[Records about charts and figures]
-- START --
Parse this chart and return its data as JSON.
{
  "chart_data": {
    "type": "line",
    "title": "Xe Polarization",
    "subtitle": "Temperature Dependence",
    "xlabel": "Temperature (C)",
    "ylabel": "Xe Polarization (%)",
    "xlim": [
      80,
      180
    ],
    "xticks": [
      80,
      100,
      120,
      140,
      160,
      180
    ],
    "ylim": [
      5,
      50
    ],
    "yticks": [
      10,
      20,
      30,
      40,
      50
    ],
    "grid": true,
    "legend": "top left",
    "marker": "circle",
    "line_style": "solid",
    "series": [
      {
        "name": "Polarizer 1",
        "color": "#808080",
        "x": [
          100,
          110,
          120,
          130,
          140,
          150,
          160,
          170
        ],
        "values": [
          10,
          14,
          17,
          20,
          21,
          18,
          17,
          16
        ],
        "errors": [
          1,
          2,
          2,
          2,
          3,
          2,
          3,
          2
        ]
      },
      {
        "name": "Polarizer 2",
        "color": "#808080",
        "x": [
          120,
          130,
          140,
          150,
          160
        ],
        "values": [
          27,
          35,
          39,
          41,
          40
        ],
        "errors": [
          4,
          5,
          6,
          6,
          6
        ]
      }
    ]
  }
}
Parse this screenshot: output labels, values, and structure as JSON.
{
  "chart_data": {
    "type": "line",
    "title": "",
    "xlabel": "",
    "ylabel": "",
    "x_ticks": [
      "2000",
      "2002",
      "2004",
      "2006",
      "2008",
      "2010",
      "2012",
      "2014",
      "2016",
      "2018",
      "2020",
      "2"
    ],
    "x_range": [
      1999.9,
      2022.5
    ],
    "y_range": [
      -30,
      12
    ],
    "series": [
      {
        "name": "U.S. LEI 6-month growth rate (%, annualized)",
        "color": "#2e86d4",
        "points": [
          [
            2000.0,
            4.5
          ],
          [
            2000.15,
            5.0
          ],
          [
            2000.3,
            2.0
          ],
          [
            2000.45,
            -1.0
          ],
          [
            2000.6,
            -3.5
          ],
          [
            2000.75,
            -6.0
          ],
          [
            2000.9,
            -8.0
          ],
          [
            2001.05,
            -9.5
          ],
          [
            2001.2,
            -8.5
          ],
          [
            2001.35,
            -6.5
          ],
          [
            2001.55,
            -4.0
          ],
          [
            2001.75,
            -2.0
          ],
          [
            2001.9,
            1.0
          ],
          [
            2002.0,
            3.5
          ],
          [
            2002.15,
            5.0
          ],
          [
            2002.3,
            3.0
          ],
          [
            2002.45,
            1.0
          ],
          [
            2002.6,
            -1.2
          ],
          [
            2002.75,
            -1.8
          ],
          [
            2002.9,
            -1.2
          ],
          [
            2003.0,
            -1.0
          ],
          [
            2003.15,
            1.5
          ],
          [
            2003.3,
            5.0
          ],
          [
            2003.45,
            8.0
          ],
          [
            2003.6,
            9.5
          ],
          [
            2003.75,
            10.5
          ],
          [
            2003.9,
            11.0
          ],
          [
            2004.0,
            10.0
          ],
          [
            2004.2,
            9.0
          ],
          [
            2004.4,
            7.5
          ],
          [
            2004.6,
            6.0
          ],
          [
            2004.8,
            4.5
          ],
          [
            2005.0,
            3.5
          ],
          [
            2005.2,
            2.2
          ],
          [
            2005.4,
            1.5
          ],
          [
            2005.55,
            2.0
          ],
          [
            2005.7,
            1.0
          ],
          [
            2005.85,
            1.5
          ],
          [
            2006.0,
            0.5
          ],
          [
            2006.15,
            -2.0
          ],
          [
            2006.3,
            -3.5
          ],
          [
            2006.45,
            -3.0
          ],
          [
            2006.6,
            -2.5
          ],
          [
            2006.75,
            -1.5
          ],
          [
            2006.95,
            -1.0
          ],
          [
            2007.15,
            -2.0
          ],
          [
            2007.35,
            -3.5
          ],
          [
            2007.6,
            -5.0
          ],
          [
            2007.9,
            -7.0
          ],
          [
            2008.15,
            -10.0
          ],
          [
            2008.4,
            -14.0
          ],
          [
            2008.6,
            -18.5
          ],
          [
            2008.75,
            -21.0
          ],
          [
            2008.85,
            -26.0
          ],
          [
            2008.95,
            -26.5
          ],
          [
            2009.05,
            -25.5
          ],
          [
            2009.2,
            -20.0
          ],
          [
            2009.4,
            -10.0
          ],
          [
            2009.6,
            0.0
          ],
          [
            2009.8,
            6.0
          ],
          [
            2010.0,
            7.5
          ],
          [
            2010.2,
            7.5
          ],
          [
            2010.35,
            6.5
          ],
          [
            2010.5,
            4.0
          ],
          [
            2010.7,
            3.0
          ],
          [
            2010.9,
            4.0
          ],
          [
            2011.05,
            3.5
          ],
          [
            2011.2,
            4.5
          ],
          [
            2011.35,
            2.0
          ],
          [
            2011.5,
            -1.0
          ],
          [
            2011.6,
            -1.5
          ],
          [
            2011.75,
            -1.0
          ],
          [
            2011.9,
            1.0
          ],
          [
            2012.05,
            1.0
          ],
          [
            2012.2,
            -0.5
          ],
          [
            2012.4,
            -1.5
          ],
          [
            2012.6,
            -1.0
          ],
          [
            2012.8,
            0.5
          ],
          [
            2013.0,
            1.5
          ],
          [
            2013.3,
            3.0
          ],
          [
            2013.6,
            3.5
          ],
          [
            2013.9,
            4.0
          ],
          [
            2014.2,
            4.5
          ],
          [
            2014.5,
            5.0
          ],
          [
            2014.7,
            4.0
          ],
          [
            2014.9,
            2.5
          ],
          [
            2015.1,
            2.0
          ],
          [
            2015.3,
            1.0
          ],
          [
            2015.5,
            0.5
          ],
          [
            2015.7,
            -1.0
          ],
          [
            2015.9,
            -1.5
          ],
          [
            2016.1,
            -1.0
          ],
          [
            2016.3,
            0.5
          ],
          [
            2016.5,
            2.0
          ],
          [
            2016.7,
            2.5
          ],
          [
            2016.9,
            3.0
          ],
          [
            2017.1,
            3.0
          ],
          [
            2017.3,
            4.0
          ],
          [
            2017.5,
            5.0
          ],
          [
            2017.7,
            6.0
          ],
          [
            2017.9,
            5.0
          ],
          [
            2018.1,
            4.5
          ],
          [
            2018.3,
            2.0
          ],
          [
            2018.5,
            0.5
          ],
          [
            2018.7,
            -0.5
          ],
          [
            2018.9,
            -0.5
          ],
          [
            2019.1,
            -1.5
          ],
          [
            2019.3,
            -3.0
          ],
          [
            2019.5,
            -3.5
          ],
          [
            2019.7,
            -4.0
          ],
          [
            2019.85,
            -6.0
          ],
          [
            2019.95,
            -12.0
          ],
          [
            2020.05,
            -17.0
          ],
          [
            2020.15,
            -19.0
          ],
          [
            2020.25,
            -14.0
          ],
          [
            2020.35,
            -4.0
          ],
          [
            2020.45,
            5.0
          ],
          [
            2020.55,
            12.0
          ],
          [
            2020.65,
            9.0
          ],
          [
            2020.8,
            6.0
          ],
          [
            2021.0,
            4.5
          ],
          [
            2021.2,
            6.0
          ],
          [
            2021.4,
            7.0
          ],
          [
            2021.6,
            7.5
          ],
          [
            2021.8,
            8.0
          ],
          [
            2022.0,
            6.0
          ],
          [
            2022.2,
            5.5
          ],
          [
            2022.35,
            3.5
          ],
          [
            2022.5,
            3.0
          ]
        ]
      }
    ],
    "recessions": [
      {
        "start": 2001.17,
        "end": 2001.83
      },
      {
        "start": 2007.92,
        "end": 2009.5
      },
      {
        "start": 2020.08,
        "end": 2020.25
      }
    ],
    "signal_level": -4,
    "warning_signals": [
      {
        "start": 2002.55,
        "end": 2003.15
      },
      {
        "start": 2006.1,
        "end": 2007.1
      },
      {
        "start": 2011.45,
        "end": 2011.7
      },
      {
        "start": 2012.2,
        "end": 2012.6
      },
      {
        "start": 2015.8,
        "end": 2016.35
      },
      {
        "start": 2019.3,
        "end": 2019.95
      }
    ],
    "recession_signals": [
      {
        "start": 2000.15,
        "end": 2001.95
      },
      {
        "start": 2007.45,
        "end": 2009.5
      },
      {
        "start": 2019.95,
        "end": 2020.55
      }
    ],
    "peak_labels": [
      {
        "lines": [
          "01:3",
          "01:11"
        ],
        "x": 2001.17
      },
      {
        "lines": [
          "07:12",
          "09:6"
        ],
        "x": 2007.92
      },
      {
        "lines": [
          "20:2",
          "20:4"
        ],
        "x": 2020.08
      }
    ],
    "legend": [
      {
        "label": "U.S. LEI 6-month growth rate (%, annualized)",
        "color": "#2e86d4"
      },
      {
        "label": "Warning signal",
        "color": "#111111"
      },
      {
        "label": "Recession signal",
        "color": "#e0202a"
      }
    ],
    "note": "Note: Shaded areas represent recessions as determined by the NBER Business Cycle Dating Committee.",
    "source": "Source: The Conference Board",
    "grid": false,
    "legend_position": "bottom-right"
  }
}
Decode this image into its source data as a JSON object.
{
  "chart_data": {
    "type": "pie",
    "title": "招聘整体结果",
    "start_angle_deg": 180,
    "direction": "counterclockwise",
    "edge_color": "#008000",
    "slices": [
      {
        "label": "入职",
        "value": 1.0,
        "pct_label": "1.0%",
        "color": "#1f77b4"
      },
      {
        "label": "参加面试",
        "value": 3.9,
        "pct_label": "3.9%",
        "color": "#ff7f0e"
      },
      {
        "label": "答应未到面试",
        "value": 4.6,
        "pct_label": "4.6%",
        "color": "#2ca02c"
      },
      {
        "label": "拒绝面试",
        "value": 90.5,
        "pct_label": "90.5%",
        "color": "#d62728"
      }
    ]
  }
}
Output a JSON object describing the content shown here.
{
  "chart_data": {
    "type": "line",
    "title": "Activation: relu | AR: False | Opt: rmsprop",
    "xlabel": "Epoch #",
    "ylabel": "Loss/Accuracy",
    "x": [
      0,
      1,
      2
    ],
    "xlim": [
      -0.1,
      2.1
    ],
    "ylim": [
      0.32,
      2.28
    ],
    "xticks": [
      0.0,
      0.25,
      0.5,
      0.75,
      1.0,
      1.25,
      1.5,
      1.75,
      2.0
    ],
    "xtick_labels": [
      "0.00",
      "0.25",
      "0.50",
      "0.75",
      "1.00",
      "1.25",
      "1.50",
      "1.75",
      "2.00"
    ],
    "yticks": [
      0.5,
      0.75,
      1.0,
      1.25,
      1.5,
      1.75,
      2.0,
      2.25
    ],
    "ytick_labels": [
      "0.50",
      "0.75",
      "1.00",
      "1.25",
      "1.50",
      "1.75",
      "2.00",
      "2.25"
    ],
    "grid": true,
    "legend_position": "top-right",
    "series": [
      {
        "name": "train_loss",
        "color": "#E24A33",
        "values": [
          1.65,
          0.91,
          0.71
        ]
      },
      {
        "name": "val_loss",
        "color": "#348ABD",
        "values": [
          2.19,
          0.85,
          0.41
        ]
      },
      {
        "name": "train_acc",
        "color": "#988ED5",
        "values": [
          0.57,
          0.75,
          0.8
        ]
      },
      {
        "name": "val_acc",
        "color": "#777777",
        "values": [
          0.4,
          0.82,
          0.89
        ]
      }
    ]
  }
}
-- END --
WHAT IS EXPECTED:
Look through the material and copy each line that has "source".

FINISHED TASK:
    "source": "Source: The Conference Board",
Decode this image into its source data as a JSON object.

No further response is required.